(Collection entries)
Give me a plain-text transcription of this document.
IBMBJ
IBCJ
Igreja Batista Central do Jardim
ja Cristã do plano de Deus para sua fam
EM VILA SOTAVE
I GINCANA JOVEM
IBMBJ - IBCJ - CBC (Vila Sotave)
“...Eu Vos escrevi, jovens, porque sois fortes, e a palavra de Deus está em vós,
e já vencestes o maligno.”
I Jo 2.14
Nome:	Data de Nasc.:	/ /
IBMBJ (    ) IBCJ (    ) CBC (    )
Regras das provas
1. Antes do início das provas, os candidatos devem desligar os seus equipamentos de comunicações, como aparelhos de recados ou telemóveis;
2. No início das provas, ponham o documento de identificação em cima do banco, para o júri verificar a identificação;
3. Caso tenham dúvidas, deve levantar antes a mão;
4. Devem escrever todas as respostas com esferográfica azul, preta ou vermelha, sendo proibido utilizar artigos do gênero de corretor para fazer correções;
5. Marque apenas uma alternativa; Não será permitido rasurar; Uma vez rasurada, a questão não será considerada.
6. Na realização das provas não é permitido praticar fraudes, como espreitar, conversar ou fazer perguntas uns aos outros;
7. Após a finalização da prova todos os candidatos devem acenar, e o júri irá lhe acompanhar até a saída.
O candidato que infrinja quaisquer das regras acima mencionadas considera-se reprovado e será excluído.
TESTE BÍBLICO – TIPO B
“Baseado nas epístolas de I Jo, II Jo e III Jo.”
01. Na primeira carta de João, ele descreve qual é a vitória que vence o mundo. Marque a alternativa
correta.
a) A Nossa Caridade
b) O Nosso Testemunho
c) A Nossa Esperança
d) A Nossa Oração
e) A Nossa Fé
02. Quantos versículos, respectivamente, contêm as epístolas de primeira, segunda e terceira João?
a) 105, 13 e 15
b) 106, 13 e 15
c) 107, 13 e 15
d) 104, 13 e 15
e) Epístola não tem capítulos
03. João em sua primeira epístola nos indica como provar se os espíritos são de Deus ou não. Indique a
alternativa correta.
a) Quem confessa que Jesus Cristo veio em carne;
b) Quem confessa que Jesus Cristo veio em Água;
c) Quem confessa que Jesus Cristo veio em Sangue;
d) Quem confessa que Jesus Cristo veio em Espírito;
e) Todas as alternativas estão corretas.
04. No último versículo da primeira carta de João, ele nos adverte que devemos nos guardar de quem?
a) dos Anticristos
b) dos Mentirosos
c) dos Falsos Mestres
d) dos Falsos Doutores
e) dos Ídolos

▸ **What the task asks**
Every entry must be retyped in full, exactly as given.

▸ **Exercise output**
Give me a plain-text transcription of this document.
IBMBJ
IBCJ
Igreja Batista Central do Jardim
ja Cristã do plano de Deus para sua fam
EM VILA SOTAVE
I GINCANA JOVEM
IBMBJ - IBCJ - CBC (Vila Sotave)
“...Eu Vos escrevi, jovens, porque sois fortes, e a palavra de Deus está em vós,
e já vencestes o maligno.”
I Jo 2.14
Nome:	Data de Nasc.:	/ /
IBMBJ (    ) IBCJ (    ) CBC (    )
Regras das provas
1. Antes do início das provas, os candidatos devem desligar os seus equipamentos de comunicações, como aparelhos de recados ou telemóveis;
2. No início das provas, ponham o documento de identificação em cima do banco, para o júri verificar a identificação;
3. Caso tenham dúvidas, deve levantar antes a mão;
4. Devem escrever todas as respostas com esferográfica azul, preta ou vermelha, sendo proibido utilizar artigos do gênero de corretor para fazer correções;
5. Marque apenas uma alternativa; Não será permitido rasurar; Uma vez rasurada, a questão não será considerada.
6. Na realização das provas não é permitido praticar fraudes, como espreitar, conversar ou fazer perguntas uns aos outros;
7. Após a finalização da prova todos os candidatos devem acenar, e o júri irá lhe acompanhar até a saída.
O candidato que infrinja quaisquer das regras acima mencionadas considera-se reprovado e será excluído.
TESTE BÍBLICO – TIPO B
“Baseado nas epístolas de I Jo, II Jo e III Jo.”
01. Na primeira carta de João, ele descreve qual é a vitória que vence o mundo. Marque a alternativa
correta.
a) A Nossa Caridade
b) O Nosso Testemunho
c) A Nossa Esperança
d) A Nossa Oração
e) A Nossa Fé
02. Quantos versículos, respectivamente, contêm as epístolas de primeira, segunda e terceira João?
a) 105, 13 e 15
b) 106, 13 e 15
c) 107, 13 e 15
d) 104, 13 e 15
e) Epístola não tem capítulos
03. João em sua primeira epístola nos indica como provar se os espíritos são de Deus ou não. Indique a
alternativa correta.
a) Quem confessa que Jesus Cristo veio em carne;
b) Quem confessa que Jesus Cristo veio em Água;
c) Quem confessa que Jesus Cristo veio em Sangue;
d) Quem confessa que Jesus Cristo veio em Espírito;
e) Todas as alternativas estão corretas.
04. No último versículo da primeira carta de João, ele nos adverte que devemos nos guardar de quem?
a) dos Anticristos
b) dos Mentirosos
c) dos Falsos Mestres
d) dos Falsos Doutores
e) dos Ídolos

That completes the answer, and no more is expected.